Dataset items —
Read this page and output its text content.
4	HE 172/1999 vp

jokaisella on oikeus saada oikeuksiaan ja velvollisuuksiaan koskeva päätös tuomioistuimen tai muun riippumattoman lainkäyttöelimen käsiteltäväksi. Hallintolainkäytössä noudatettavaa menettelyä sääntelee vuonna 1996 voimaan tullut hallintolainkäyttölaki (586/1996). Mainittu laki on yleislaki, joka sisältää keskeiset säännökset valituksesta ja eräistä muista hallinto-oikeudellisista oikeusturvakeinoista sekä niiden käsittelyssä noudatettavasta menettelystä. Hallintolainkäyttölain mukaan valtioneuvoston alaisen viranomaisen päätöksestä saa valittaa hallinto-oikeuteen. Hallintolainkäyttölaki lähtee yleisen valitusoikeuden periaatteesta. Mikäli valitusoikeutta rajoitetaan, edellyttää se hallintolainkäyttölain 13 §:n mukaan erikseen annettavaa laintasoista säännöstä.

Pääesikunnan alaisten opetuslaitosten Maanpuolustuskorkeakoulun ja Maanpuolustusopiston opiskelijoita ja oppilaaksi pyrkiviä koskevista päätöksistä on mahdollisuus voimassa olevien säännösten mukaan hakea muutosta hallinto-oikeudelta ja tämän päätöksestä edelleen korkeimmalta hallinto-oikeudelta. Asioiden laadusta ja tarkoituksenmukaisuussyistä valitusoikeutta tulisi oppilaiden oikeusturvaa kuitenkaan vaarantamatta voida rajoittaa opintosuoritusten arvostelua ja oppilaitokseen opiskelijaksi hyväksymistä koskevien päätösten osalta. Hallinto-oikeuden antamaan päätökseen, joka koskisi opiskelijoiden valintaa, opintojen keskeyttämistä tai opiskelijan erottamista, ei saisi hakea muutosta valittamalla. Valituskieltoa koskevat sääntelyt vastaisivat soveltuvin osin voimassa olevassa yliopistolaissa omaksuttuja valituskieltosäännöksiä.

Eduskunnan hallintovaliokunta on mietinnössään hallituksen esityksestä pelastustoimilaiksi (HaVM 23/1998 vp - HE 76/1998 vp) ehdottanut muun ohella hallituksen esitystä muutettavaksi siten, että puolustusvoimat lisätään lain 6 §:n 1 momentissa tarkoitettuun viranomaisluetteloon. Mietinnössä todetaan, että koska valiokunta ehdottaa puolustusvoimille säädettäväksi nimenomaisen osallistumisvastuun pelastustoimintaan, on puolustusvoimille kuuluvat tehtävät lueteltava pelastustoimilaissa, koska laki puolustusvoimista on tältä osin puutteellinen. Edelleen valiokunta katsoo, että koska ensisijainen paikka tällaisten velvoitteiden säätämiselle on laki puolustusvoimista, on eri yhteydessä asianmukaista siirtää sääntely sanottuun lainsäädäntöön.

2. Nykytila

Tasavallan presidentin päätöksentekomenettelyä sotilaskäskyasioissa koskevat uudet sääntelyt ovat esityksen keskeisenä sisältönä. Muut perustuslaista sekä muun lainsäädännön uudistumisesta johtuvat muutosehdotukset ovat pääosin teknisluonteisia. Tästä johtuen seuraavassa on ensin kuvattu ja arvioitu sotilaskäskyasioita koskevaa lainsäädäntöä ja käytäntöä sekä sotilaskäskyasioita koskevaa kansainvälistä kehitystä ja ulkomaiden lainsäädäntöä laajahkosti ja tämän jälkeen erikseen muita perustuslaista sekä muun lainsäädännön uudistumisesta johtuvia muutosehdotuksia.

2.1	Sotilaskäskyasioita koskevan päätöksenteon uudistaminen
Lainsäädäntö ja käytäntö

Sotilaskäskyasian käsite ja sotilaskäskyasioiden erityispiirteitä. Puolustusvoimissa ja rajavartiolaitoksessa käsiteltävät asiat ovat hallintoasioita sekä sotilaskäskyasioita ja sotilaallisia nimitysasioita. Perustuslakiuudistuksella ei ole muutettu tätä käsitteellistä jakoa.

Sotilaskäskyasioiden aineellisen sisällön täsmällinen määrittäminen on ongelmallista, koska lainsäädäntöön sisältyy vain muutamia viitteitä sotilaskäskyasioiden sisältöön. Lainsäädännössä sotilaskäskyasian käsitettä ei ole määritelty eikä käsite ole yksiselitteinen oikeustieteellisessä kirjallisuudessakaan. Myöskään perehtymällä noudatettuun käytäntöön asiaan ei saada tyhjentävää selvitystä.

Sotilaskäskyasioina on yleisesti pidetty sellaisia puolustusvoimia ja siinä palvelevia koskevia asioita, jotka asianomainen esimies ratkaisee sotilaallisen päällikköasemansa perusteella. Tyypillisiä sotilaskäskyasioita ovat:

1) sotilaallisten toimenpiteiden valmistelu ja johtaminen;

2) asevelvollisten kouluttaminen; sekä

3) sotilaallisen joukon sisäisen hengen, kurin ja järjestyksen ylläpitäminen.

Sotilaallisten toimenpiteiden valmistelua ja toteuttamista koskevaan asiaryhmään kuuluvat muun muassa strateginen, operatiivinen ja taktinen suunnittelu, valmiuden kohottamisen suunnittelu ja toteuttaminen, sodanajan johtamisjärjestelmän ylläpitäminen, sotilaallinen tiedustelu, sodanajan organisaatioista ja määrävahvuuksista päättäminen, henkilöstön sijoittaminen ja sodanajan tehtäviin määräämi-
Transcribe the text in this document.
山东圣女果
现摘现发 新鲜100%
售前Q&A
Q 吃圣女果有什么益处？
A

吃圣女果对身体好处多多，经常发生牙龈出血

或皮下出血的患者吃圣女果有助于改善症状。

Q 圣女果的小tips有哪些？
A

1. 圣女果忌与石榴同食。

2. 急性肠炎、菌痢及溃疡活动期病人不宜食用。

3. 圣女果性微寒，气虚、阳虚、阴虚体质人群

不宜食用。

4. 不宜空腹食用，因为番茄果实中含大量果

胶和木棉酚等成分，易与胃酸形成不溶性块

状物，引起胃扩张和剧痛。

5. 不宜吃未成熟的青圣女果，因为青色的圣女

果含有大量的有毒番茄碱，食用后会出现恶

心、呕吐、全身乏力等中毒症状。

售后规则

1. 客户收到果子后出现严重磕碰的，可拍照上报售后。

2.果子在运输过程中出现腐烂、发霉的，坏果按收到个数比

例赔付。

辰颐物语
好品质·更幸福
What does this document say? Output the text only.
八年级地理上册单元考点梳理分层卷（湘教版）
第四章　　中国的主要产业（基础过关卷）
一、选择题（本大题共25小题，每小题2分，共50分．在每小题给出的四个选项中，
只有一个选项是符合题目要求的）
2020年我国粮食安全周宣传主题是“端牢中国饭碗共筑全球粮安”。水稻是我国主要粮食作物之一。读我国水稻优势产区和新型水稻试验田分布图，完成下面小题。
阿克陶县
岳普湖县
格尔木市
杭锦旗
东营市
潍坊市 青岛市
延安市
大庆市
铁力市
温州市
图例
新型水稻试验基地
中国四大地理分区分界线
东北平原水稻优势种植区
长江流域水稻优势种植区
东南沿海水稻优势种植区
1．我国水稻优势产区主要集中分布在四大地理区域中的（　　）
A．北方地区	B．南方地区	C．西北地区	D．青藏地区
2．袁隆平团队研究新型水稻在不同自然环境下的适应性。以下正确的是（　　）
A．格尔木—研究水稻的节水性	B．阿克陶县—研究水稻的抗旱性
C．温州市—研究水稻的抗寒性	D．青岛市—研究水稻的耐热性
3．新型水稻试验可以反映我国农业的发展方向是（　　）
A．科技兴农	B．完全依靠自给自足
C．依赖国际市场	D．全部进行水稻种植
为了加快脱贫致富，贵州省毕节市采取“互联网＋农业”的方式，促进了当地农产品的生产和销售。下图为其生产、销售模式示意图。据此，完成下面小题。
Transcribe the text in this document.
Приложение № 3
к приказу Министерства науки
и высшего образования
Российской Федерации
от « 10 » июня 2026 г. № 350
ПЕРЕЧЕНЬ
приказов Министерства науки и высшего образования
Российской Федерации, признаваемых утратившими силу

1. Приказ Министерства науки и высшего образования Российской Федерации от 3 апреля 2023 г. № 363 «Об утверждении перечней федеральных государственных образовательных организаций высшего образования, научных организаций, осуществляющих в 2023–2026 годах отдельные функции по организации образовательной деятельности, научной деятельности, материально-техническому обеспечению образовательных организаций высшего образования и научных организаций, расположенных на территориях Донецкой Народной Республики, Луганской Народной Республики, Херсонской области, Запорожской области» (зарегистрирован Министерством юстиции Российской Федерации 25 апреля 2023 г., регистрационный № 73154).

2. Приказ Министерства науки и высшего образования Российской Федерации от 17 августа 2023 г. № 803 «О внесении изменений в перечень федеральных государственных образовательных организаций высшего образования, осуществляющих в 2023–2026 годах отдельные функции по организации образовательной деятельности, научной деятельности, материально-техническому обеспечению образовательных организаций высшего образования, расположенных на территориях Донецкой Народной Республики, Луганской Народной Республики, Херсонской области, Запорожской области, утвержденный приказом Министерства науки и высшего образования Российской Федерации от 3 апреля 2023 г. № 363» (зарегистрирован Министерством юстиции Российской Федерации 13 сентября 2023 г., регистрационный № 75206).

SHORT EXERCISE —
From the listing above, collect each line in which the string "toimenpiteiden" appears.

EXERCISE OUTPUT —
1) sotilaallisten toimenpiteiden valmistelu ja johtaminen;
Sotilaallisten toimenpiteiden valmistelua ja toteuttamista koskevaan asiaryhmään kuuluvat muun muassa strateginen, operatiivinen ja taktinen suunnittelu, valmiuden kohottamisen suunnittelu ja toteuttaminen, sodanajan johtamisjärjestelmän ylläpitäminen, sotilaallinen tiedustelu, sodanajan organisaatioista ja määrävahvuuksista päättäminen, henkilöstön sijoittaminen ja sodanajan tehtäviin määräämi-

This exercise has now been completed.